▶ To do: Exact repetition of every entry is required.

▶ Material to process:
________________

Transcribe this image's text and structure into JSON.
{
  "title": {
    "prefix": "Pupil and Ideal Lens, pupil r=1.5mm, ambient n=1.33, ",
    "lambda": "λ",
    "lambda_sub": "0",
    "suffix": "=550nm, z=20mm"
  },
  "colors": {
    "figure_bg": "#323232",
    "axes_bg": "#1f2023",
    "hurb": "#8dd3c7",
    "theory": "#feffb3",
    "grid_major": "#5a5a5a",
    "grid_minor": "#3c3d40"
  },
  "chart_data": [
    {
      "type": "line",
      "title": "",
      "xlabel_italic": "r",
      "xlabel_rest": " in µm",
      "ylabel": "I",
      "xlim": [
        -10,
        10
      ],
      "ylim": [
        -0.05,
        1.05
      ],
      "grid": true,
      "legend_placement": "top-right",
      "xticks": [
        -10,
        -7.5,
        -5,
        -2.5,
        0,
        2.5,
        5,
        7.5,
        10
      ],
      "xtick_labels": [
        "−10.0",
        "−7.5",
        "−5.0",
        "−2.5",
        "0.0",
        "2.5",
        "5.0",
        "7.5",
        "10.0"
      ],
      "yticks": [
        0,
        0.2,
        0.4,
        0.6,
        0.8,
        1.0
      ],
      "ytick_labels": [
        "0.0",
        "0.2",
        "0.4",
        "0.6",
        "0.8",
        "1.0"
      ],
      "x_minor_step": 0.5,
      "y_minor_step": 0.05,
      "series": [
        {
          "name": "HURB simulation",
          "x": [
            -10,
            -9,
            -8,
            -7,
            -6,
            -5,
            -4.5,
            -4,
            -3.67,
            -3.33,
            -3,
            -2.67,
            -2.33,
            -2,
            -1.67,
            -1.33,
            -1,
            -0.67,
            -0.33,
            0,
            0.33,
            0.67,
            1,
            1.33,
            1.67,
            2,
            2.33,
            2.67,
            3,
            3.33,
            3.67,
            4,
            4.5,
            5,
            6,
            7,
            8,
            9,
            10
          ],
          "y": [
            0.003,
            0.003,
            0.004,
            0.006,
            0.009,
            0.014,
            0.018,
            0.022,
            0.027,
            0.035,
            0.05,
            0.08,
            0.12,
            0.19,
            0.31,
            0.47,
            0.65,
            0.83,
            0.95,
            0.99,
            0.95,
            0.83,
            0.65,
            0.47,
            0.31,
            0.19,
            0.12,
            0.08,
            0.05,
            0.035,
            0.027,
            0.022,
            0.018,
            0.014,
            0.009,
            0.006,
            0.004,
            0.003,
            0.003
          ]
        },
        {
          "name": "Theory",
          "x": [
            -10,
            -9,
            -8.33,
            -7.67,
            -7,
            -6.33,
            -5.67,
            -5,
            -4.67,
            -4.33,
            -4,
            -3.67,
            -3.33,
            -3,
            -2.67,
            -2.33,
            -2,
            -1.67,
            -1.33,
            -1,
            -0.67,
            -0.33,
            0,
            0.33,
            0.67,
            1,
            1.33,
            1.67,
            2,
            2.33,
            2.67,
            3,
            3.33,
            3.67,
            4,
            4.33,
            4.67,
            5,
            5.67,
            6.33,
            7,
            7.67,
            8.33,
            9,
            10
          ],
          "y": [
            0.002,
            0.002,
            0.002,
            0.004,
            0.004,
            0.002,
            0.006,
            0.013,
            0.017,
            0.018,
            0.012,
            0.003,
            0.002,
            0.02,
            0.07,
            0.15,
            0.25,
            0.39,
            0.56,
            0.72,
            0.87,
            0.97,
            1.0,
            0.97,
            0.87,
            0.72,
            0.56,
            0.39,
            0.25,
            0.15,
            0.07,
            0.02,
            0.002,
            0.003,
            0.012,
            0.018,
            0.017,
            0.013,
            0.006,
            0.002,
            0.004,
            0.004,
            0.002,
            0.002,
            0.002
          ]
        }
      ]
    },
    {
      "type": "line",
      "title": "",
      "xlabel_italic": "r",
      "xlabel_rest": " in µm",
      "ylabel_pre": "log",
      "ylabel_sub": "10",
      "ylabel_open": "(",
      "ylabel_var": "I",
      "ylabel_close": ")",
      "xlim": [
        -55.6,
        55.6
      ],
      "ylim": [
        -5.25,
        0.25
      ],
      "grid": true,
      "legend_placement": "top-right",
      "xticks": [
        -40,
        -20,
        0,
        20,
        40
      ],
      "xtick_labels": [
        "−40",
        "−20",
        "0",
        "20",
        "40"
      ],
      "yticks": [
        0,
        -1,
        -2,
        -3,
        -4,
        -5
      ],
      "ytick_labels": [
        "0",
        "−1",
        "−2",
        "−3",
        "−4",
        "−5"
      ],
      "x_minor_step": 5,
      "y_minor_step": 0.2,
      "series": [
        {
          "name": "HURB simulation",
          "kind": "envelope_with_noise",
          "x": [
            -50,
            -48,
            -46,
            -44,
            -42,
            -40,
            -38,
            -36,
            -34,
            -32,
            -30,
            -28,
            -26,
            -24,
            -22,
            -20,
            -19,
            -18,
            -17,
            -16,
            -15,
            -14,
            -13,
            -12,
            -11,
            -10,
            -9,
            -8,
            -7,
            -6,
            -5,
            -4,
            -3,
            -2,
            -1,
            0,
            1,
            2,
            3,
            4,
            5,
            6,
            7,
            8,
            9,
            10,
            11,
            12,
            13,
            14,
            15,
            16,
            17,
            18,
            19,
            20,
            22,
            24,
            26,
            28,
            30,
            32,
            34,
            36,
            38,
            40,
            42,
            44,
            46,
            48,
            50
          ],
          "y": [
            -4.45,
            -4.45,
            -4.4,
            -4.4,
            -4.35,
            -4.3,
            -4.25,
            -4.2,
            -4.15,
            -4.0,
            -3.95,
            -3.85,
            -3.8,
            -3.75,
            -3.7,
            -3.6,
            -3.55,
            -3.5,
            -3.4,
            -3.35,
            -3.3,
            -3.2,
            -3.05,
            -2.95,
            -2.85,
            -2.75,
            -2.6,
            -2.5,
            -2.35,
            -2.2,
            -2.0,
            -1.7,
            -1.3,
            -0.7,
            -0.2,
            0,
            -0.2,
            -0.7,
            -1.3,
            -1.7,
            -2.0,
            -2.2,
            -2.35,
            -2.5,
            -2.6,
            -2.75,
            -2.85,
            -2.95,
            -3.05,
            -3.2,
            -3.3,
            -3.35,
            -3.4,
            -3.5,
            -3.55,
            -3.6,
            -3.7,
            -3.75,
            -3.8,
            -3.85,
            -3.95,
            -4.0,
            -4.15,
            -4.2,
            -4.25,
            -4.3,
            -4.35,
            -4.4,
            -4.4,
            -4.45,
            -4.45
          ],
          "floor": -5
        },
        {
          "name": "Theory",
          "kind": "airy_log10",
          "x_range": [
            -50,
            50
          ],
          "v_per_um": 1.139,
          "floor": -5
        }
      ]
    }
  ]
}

________________

▶ Correct response:
Transcribe this image's text and structure into JSON.
{
  "title": {
    "prefix": "Pupil and Ideal Lens, pupil r=1.5mm, ambient n=1.33, ",
    "lambda": "λ",
    "lambda_sub": "0",
    "suffix": "=550nm, z=20mm"
  },
  "colors": {
    "figure_bg": "#323232",
    "axes_bg": "#1f2023",
    "hurb": "#8dd3c7",
    "theory": "#feffb3",
    "grid_major": "#5a5a5a",
    "grid_minor": "#3c3d40"
  },
  "chart_data": [
    {
      "type": "line",
      "title": "",
      "xlabel_italic": "r",
      "xlabel_rest": " in µm",
      "ylabel": "I",
      "xlim": [
        -10,
        10
      ],
      "ylim": [
        -0.05,
        1.05
      ],
      "grid": true,
      "legend_placement": "top-right",
      "xticks": [
        -10,
        -7.5,
        -5,
        -2.5,
        0,
        2.5,
        5,
        7.5,
        10
      ],
      "xtick_labels": [
        "−10.0",
        "−7.5",
        "−5.0",
        "−2.5",
        "0.0",
        "2.5",
        "5.0",
        "7.5",
        "10.0"
      ],
      "yticks": [
        0,
        0.2,
        0.4,
        0.6,
        0.8,
        1.0
      ],
      "ytick_labels": [
        "0.0",
        "0.2",
        "0.4",
        "0.6",
        "0.8",
        "1.0"
      ],
      "x_minor_step": 0.5,
      "y_minor_step": 0.05,
      "series": [
        {
          "name": "HURB simulation",
          "x": [
            -10,
            -9,
            -8,
            -7,
            -6,
            -5,
            -4.5,
            -4,
            -3.67,
            -3.33,
            -3,
            -2.67,
            -2.33,
            -2,
            -1.67,
            -1.33,
            -1,
            -0.67,
            -0.33,
            0,
            0.33,
            0.67,
            1,
            1.33,
            1.67,
            2,
            2.33,
            2.67,
            3,
            3.33,
            3.67,
            4,
            4.5,
            5,
            6,
            7,
            8,
            9,
            10
          ],
          "y": [
            0.003,
            0.003,
            0.004,
            0.006,
            0.009,
            0.014,
            0.018,
            0.022,
            0.027,
            0.035,
            0.05,
            0.08,
            0.12,
            0.19,
            0.31,
            0.47,
            0.65,
            0.83,
            0.95,
            0.99,
            0.95,
            0.83,
            0.65,
            0.47,
            0.31,
            0.19,
            0.12,
            0.08,
            0.05,
            0.035,
            0.027,
            0.022,
            0.018,
            0.014,
            0.009,
            0.006,
            0.004,
            0.003,
            0.003
          ]
        },
        {
          "name": "Theory",
          "x": [
            -10,
            -9,
            -8.33,
            -7.67,
            -7,
            -6.33,
            -5.67,
            -5,
            -4.67,
            -4.33,
            -4,
            -3.67,
            -3.33,
            -3,
            -2.67,
            -2.33,
            -2,
            -1.67,
            -1.33,
            -1,
            -0.67,
            -0.33,
            0,
            0.33,
            0.67,
            1,
            1.33,
            1.67,
            2,
            2.33,
            2.67,
            3,
            3.33,
            3.67,
            4,
            4.33,
            4.67,
            5,
            5.67,
            6.33,
            7,
            7.67,
            8.33,
            9,
            10
          ],
          "y": [
            0.002,
            0.002,
            0.002,
            0.004,
            0.004,
            0.002,
            0.006,
            0.013,
            0.017,
            0.018,
            0.012,
            0.003,
            0.002,
            0.02,
            0.07,
            0.15,
            0.25,
            0.39,
            0.56,
            0.72,
            0.87,
            0.97,
            1.0,
            0.97,
            0.87,
            0.72,
            0.56,
            0.39,
            0.25,
            0.15,
            0.07,
            0.02,
            0.002,
            0.003,
            0.012,
            0.018,
            0.017,
            0.013,
            0.006,
            0.002,
            0.004,
            0.004,
            0.002,
            0.002,
            0.002
          ]
        }
      ]
    },
    {
      "type": "line",
      "title": "",
      "xlabel_italic": "r",
      "xlabel_rest": " in µm",
      "ylabel_pre": "log",
      "ylabel_sub": "10",
      "ylabel_open": "(",
      "ylabel_var": "I",
      "ylabel_close": ")",
      "xlim": [
        -55.6,
        55.6
      ],
      "ylim": [
        -5.25,
        0.25
      ],
      "grid": true,
      "legend_placement": "top-right",
      "xticks": [
        -40,
        -20,
        0,
        20,
        40
      ],
      "xtick_labels": [
        "−40",
        "−20",
        "0",
        "20",
        "40"
      ],
      "yticks": [
        0,
        -1,
        -2,
        -3,
        -4,
        -5
      ],
      "ytick_labels": [
        "0",
        "−1",
        "−2",
        "−3",
        "−4",
        "−5"
      ],
      "x_minor_step": 5,
      "y_minor_step": 0.2,
      "series": [
        {
          "name": "HURB simulation",
          "kind": "envelope_with_noise",
          "x": [
            -50,
            -48,
            -46,
            -44,
            -42,
            -40,
            -38,
            -36,
            -34,
            -32,
            -30,
            -28,
            -26,
            -24,
            -22,
            -20,
            -19,
            -18,
            -17,
            -16,
            -15,
            -14,
            -13,
            -12,
            -11,
            -10,
            -9,
            -8,
            -7,
            -6,
            -5,
            -4,
            -3,
            -2,
            -1,
            0,
            1,
            2,
            3,
            4,
            5,
            6,
            7,
            8,
            9,
            10,
            11,
            12,
            13,
            14,
            15,
            16,
            17,
            18,
            19,
            20,
            22,
            24,
            26,
            28,
            30,
            32,
            34,
            36,
            38,
            40,
            42,
            44,
            46,
            48,
            50
          ],
          "y": [
            -4.45,
            -4.45,
            -4.4,
            -4.4,
            -4.35,
            -4.3,
            -4.25,
            -4.2,
            -4.15,
            -4.0,
            -3.95,
            -3.85,
            -3.8,
            -3.75,
            -3.7,
            -3.6,
            -3.55,
            -3.5,
            -3.4,
            -3.35,
            -3.3,
            -3.2,
            -3.05,
            -2.95,
            -2.85,
            -2.75,
            -2.6,
            -2.5,
            -2.35,
            -2.2,
            -2.0,
            -1.7,
            -1.3,
            -0.7,
            -0.2,
            0,
            -0.2,
            -0.7,
            -1.3,
            -1.7,
            -2.0,
            -2.2,
            -2.35,
            -2.5,
            -2.6,
            -2.75,
            -2.85,
            -2.95,
            -3.05,
            -3.2,
            -3.3,
            -3.35,
            -3.4,
            -3.5,
            -3.55,
            -3.6,
            -3.7,
            -3.75,
            -3.8,
            -3.85,
            -3.95,
            -4.0,
            -4.15,
            -4.2,
            -4.25,
            -4.3,
            -4.35,
            -4.4,
            -4.4,
            -4.45,
            -4.45
          ],
          "floor": -5
        },
        {
          "name": "Theory",
          "kind": "airy_log10",
          "x_range": [
            -50,
            50
          ],
          "v_per_um": 1.139,
          "floor": -5
        }
      ]
    }
  ]
}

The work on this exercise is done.